EXERCISE REQUIREMENTS.
Return the lines where the word "Global" occurs.

SOURCE DATA.
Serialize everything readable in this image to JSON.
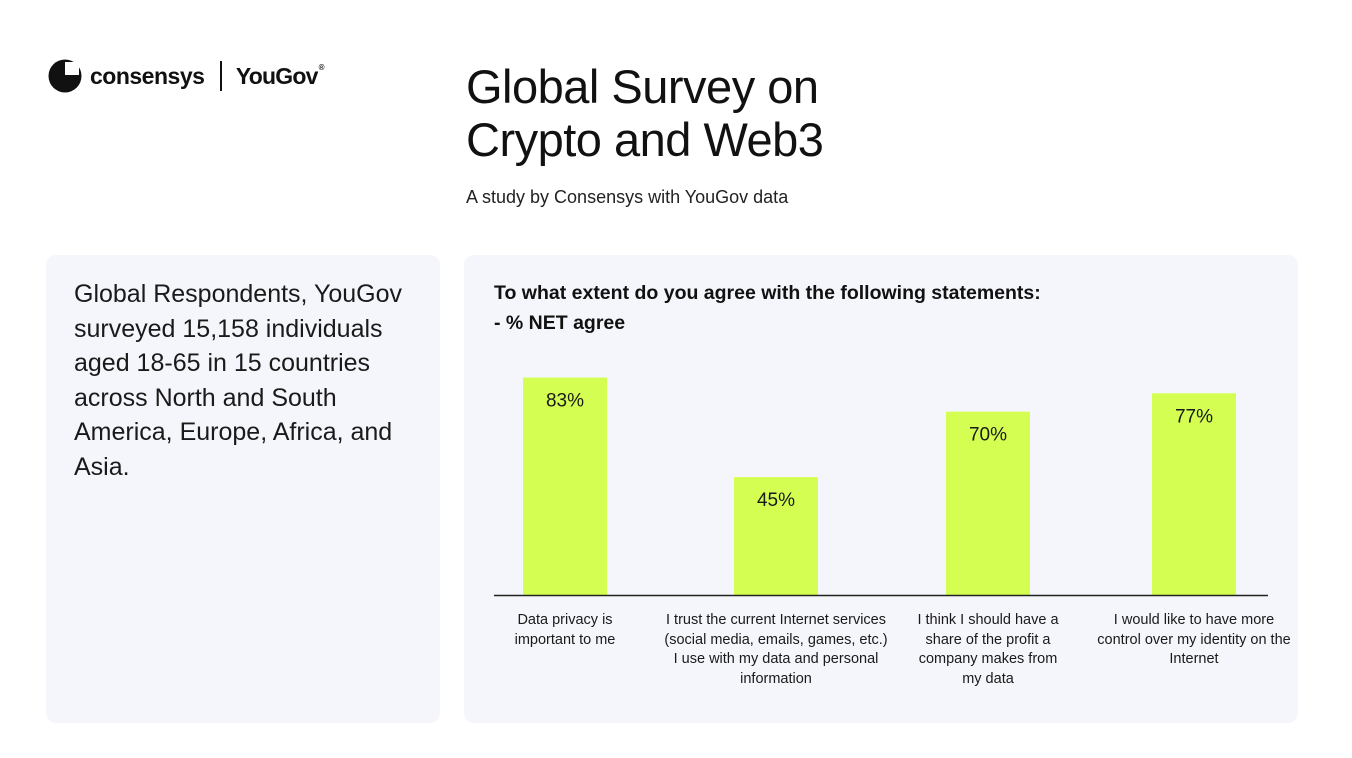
{
  "brand": {
    "consensys": "consensys",
    "yougov": "YouGov",
    "registered_mark": "®",
    "consensys_color": "#111111"
  },
  "header": {
    "title_line1": "Global Survey on",
    "title_line2": "Crypto and Web3",
    "subtitle": "A study by Consensys with YouGov data"
  },
  "left_panel": {
    "text": "Global Respondents, YouGov surveyed 15,158 individuals aged 18-65 in 15 countries across North and South America, Europe, Africa, and Asia."
  },
  "chart_data": {
    "type": "bar",
    "title_line1": "To what extent do you agree with the following statements:",
    "title_line2": "- % NET agree",
    "categories": [
      "Data privacy is important to me",
      "I trust the current Internet services (social media, emails, games, etc.) I use with my data and personal information",
      "I think I should have a share of the profit a company makes from my data",
      "I would like to have more control over my identity on the Internet"
    ],
    "values": [
      83,
      45,
      70,
      77
    ],
    "value_labels": [
      "83%",
      "45%",
      "70%",
      "77%"
    ],
    "ylim": [
      0,
      100
    ],
    "grid": false,
    "legend": "none",
    "bar_color": "#d4ff52",
    "axis_color": "#222222"
  }
}
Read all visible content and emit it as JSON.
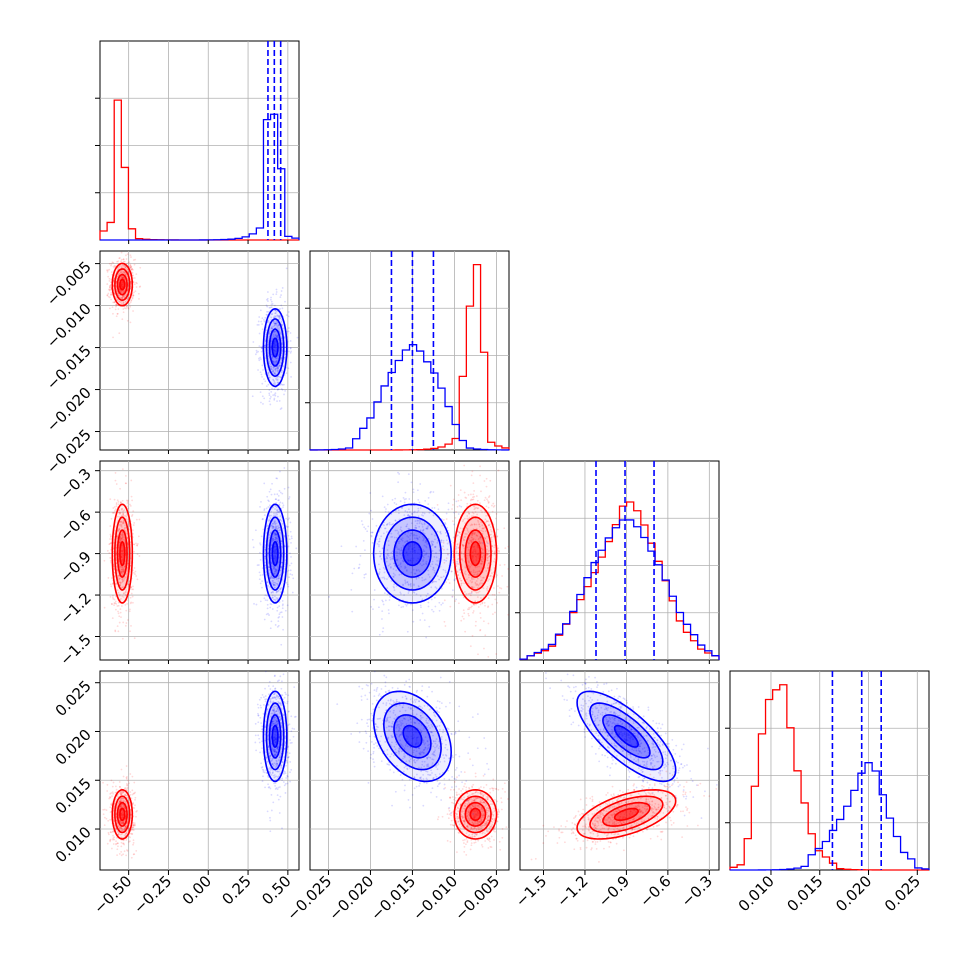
{
  "chart_data": {
    "type": "corner",
    "grid": true,
    "series_colors": {
      "red": "#ff0000",
      "blue": "#0000ff"
    },
    "parameters": [
      {
        "ticks": [
          -0.5,
          -0.25,
          0.0,
          0.25,
          0.5
        ],
        "tick_labels": [
          "−0.50",
          "−0.25",
          "0.00",
          "0.25",
          "0.50"
        ],
        "range": [
          -0.68,
          0.57
        ]
      },
      {
        "ticks": [
          -0.025,
          -0.02,
          -0.015,
          -0.01,
          -0.005
        ],
        "tick_labels": [
          "−0.025",
          "−0.020",
          "−0.015",
          "−0.010",
          "−0.005"
        ],
        "range": [
          -0.0272,
          -0.0035
        ]
      },
      {
        "ticks": [
          -1.5,
          -1.2,
          -0.9,
          -0.6,
          -0.3
        ],
        "tick_labels": [
          "−1.5",
          "−1.2",
          "−0.9",
          "−0.6",
          "−0.3"
        ],
        "range": [
          -1.67,
          -0.23
        ]
      },
      {
        "ticks": [
          0.01,
          0.015,
          0.02,
          0.025
        ],
        "tick_labels": [
          "0.010",
          "0.015",
          "0.020",
          "0.025"
        ],
        "range": [
          0.0058,
          0.0262
        ]
      }
    ],
    "series": [
      {
        "color": "red",
        "means": [
          -0.54,
          -0.0075,
          -0.9,
          0.0115
        ],
        "stds": [
          0.03,
          0.0012,
          0.17,
          0.0012
        ],
        "corr": [
          [
            1,
            0,
            0,
            0
          ],
          [
            0,
            1,
            0,
            0
          ],
          [
            0,
            0,
            1,
            0.55
          ],
          [
            0,
            0,
            0.55,
            1
          ]
        ]
      },
      {
        "color": "blue",
        "means": [
          0.42,
          -0.015,
          -0.9,
          0.0195
        ],
        "stds": [
          0.035,
          0.0022,
          0.17,
          0.0022
        ],
        "corr": [
          [
            1,
            0,
            0,
            0
          ],
          [
            0,
            1,
            0,
            -0.35
          ],
          [
            0,
            0,
            1,
            -0.75
          ],
          [
            0,
            -0.35,
            -0.75,
            1
          ]
        ]
      }
    ],
    "quantile_lines": [
      [
        0.375,
        0.415,
        0.455
      ],
      [
        -0.0175,
        -0.015,
        -0.0125
      ],
      [
        -1.12,
        -0.91,
        -0.7
      ],
      [
        0.0163,
        0.0193,
        0.0213
      ]
    ],
    "histograms": [
      {
        "param": 0,
        "red": [
          [
            -0.58,
            0.38
          ],
          [
            -0.56,
            1.0
          ],
          [
            -0.52,
            0.32
          ],
          [
            -0.48,
            0.06
          ],
          [
            -0.44,
            0.02
          ]
        ],
        "blue": [
          [
            0.34,
            0.2
          ],
          [
            0.38,
            0.8
          ],
          [
            0.43,
            0.6
          ],
          [
            0.5,
            0.05
          ]
        ]
      },
      {
        "param": 1,
        "red": [
          [
            -0.0095,
            0.2
          ],
          [
            -0.0085,
            0.58
          ],
          [
            -0.0077,
            1.0
          ],
          [
            -0.0069,
            0.96
          ],
          [
            -0.0061,
            0.15
          ]
        ],
        "blue": [
          [
            -0.022,
            0.04
          ],
          [
            -0.02,
            0.17
          ],
          [
            -0.018,
            0.37
          ],
          [
            -0.016,
            0.52
          ],
          [
            -0.015,
            0.56
          ],
          [
            -0.014,
            0.52
          ],
          [
            -0.012,
            0.38
          ],
          [
            -0.01,
            0.15
          ],
          [
            -0.009,
            0.05
          ]
        ]
      },
      {
        "param": 2,
        "red": [
          [
            -1.6,
            0.02
          ],
          [
            -1.45,
            0.06
          ],
          [
            -1.3,
            0.23
          ],
          [
            -1.15,
            0.43
          ],
          [
            -1.0,
            0.67
          ],
          [
            -0.9,
            0.86
          ],
          [
            -0.8,
            0.77
          ],
          [
            -0.65,
            0.49
          ],
          [
            -0.5,
            0.18
          ],
          [
            -0.35,
            0.05
          ],
          [
            -0.25,
            0.02
          ]
        ],
        "blue": [
          [
            -1.6,
            0.02
          ],
          [
            -1.45,
            0.07
          ],
          [
            -1.3,
            0.23
          ],
          [
            -1.15,
            0.49
          ],
          [
            -1.0,
            0.68
          ],
          [
            -0.9,
            0.76
          ],
          [
            -0.8,
            0.69
          ],
          [
            -0.65,
            0.48
          ],
          [
            -0.5,
            0.23
          ],
          [
            -0.35,
            0.07
          ],
          [
            -0.25,
            0.02
          ]
        ]
      },
      {
        "param": 3,
        "red": [
          [
            0.0075,
            0.12
          ],
          [
            0.0095,
            0.88
          ],
          [
            0.0112,
            1.0
          ],
          [
            0.0128,
            0.5
          ],
          [
            0.0145,
            0.12
          ],
          [
            0.0165,
            0.03
          ]
        ],
        "blue": [
          [
            0.0135,
            0.05
          ],
          [
            0.0155,
            0.14
          ],
          [
            0.0175,
            0.3
          ],
          [
            0.0188,
            0.45
          ],
          [
            0.0198,
            0.58
          ],
          [
            0.0208,
            0.52
          ],
          [
            0.022,
            0.3
          ],
          [
            0.0235,
            0.1
          ],
          [
            0.025,
            0.03
          ]
        ]
      }
    ]
  }
}
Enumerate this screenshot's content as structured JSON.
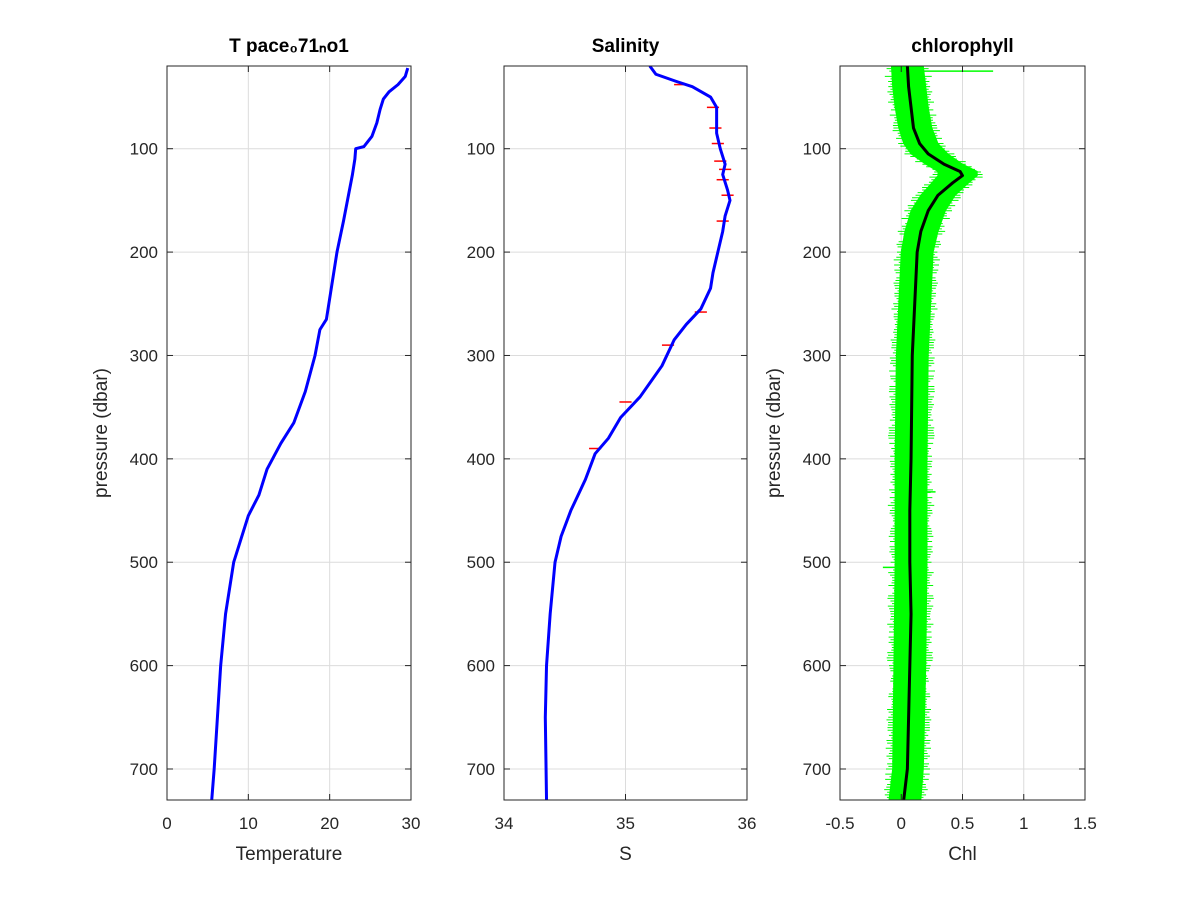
{
  "figure": {
    "background": "#ffffff"
  },
  "chart_data": [
    {
      "type": "line",
      "title": "T pace₀71ₙo1",
      "xlabel": "Temperature",
      "ylabel": "pressure (dbar)",
      "xlim": [
        0,
        30
      ],
      "ylim": [
        20,
        730
      ],
      "y_reversed": true,
      "grid": true,
      "xticks": [
        "0",
        "10",
        "20",
        "30"
      ],
      "yticks": [
        "100",
        "200",
        "300",
        "400",
        "500",
        "600",
        "700"
      ],
      "series": [
        {
          "color": "#0000ff",
          "points": [
            [
              29.6,
              22
            ],
            [
              29.3,
              30
            ],
            [
              28.4,
              38
            ],
            [
              27.3,
              45
            ],
            [
              26.6,
              52
            ],
            [
              26.2,
              62
            ],
            [
              25.8,
              75
            ],
            [
              25.2,
              88
            ],
            [
              24.2,
              98
            ],
            [
              23.2,
              100
            ],
            [
              23.1,
              110
            ],
            [
              22.8,
              125
            ],
            [
              21.7,
              170
            ],
            [
              20.9,
              200
            ],
            [
              20.1,
              240
            ],
            [
              19.6,
              265
            ],
            [
              18.8,
              275
            ],
            [
              18.2,
              300
            ],
            [
              17.0,
              335
            ],
            [
              15.6,
              365
            ],
            [
              14.0,
              385
            ],
            [
              12.3,
              410
            ],
            [
              11.3,
              435
            ],
            [
              10.0,
              455
            ],
            [
              9.0,
              480
            ],
            [
              8.2,
              500
            ],
            [
              7.2,
              550
            ],
            [
              6.6,
              600
            ],
            [
              6.2,
              650
            ],
            [
              5.8,
              700
            ],
            [
              5.5,
              730
            ]
          ]
        }
      ]
    },
    {
      "type": "line",
      "title": "Salinity",
      "xlabel": "S",
      "ylabel": "",
      "xlim": [
        34,
        36
      ],
      "ylim": [
        20,
        730
      ],
      "y_reversed": true,
      "grid": true,
      "xticks": [
        "34",
        "35",
        "36"
      ],
      "yticks": [
        "100",
        "200",
        "300",
        "400",
        "500",
        "600",
        "700"
      ],
      "series": [
        {
          "color": "#0000ff",
          "points": [
            [
              35.2,
              20
            ],
            [
              35.25,
              28
            ],
            [
              35.42,
              35
            ],
            [
              35.55,
              40
            ],
            [
              35.7,
              50
            ],
            [
              35.75,
              60
            ],
            [
              35.75,
              85
            ],
            [
              35.78,
              100
            ],
            [
              35.82,
              115
            ],
            [
              35.8,
              125
            ],
            [
              35.84,
              140
            ],
            [
              35.86,
              150
            ],
            [
              35.82,
              165
            ],
            [
              35.8,
              180
            ],
            [
              35.76,
              200
            ],
            [
              35.72,
              220
            ],
            [
              35.7,
              235
            ],
            [
              35.62,
              255
            ],
            [
              35.5,
              270
            ],
            [
              35.4,
              285
            ],
            [
              35.3,
              310
            ],
            [
              35.12,
              340
            ],
            [
              34.96,
              360
            ],
            [
              34.86,
              380
            ],
            [
              34.75,
              395
            ],
            [
              34.67,
              420
            ],
            [
              34.55,
              450
            ],
            [
              34.47,
              475
            ],
            [
              34.42,
              500
            ],
            [
              34.38,
              550
            ],
            [
              34.35,
              600
            ],
            [
              34.34,
              650
            ],
            [
              34.35,
              730
            ]
          ]
        }
      ],
      "error_ticks_color": "#ff0000",
      "error_ticks": [
        [
          35.45,
          38
        ],
        [
          35.72,
          60
        ],
        [
          35.74,
          80
        ],
        [
          35.76,
          95
        ],
        [
          35.78,
          112
        ],
        [
          35.82,
          120
        ],
        [
          35.8,
          130
        ],
        [
          35.84,
          145
        ],
        [
          35.8,
          170
        ],
        [
          35.62,
          258
        ],
        [
          35.35,
          290
        ],
        [
          35.0,
          345
        ],
        [
          34.75,
          390
        ]
      ]
    },
    {
      "type": "line",
      "title": "chlorophyll",
      "xlabel": "Chl",
      "ylabel": "pressure (dbar)",
      "xlim": [
        -0.5,
        1.5
      ],
      "ylim": [
        20,
        730
      ],
      "y_reversed": true,
      "grid": true,
      "xticks": [
        "-0.5",
        "0",
        "0.5",
        "1",
        "1.5"
      ],
      "yticks": [
        "100",
        "200",
        "300",
        "400",
        "500",
        "600",
        "700"
      ],
      "series": [
        {
          "name": "",
          "color": "#000000",
          "points": [
            [
              0.05,
              20
            ],
            [
              0.06,
              40
            ],
            [
              0.08,
              60
            ],
            [
              0.1,
              80
            ],
            [
              0.15,
              95
            ],
            [
              0.22,
              105
            ],
            [
              0.35,
              115
            ],
            [
              0.48,
              122
            ],
            [
              0.5,
              126
            ],
            [
              0.42,
              133
            ],
            [
              0.3,
              145
            ],
            [
              0.22,
              160
            ],
            [
              0.16,
              180
            ],
            [
              0.13,
              200
            ],
            [
              0.11,
              250
            ],
            [
              0.09,
              300
            ],
            [
              0.08,
              400
            ],
            [
              0.07,
              450
            ],
            [
              0.07,
              500
            ],
            [
              0.08,
              550
            ],
            [
              0.07,
              600
            ],
            [
              0.06,
              650
            ],
            [
              0.05,
              700
            ],
            [
              0.02,
              730
            ]
          ]
        }
      ],
      "band_color": "#00ff00",
      "band": [
        [
          20,
          -0.08,
          0.18
        ],
        [
          40,
          -0.07,
          0.2
        ],
        [
          60,
          -0.05,
          0.22
        ],
        [
          80,
          -0.02,
          0.25
        ],
        [
          95,
          0.02,
          0.3
        ],
        [
          105,
          0.08,
          0.38
        ],
        [
          115,
          0.2,
          0.5
        ],
        [
          122,
          0.3,
          0.62
        ],
        [
          126,
          0.3,
          0.62
        ],
        [
          133,
          0.25,
          0.55
        ],
        [
          145,
          0.16,
          0.44
        ],
        [
          160,
          0.08,
          0.36
        ],
        [
          180,
          0.03,
          0.3
        ],
        [
          200,
          0.0,
          0.26
        ],
        [
          250,
          -0.02,
          0.24
        ],
        [
          300,
          -0.04,
          0.22
        ],
        [
          400,
          -0.05,
          0.21
        ],
        [
          500,
          -0.05,
          0.21
        ],
        [
          600,
          -0.06,
          0.2
        ],
        [
          700,
          -0.07,
          0.18
        ],
        [
          730,
          -0.1,
          0.16
        ]
      ],
      "spikes": [
        [
          25,
          0.75
        ],
        [
          432,
          0.28
        ],
        [
          505,
          -0.15
        ]
      ]
    }
  ]
}
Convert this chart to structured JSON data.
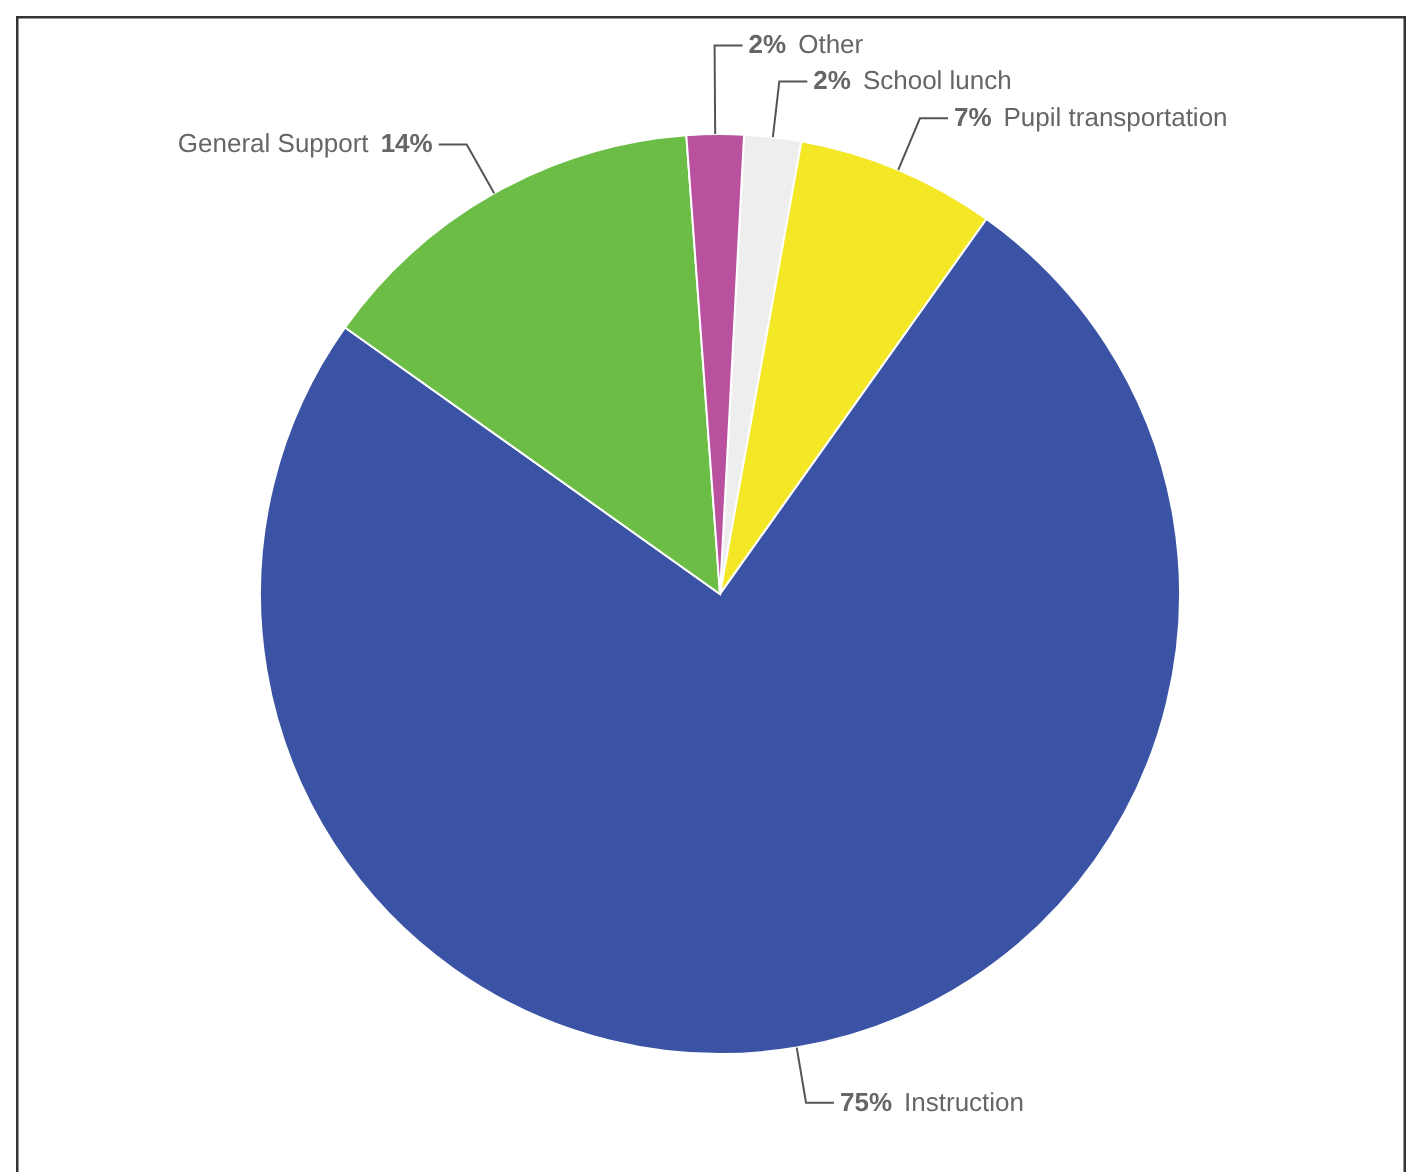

ANSWER FOR THIS EXERCISE.
    "title_line1": "Global Survey on",
    "text": "Global Respondents, YouGov surveyed 15,158 individuals aged 18-65 in 15 countries across North and South America, Europe, Africa, and Asia."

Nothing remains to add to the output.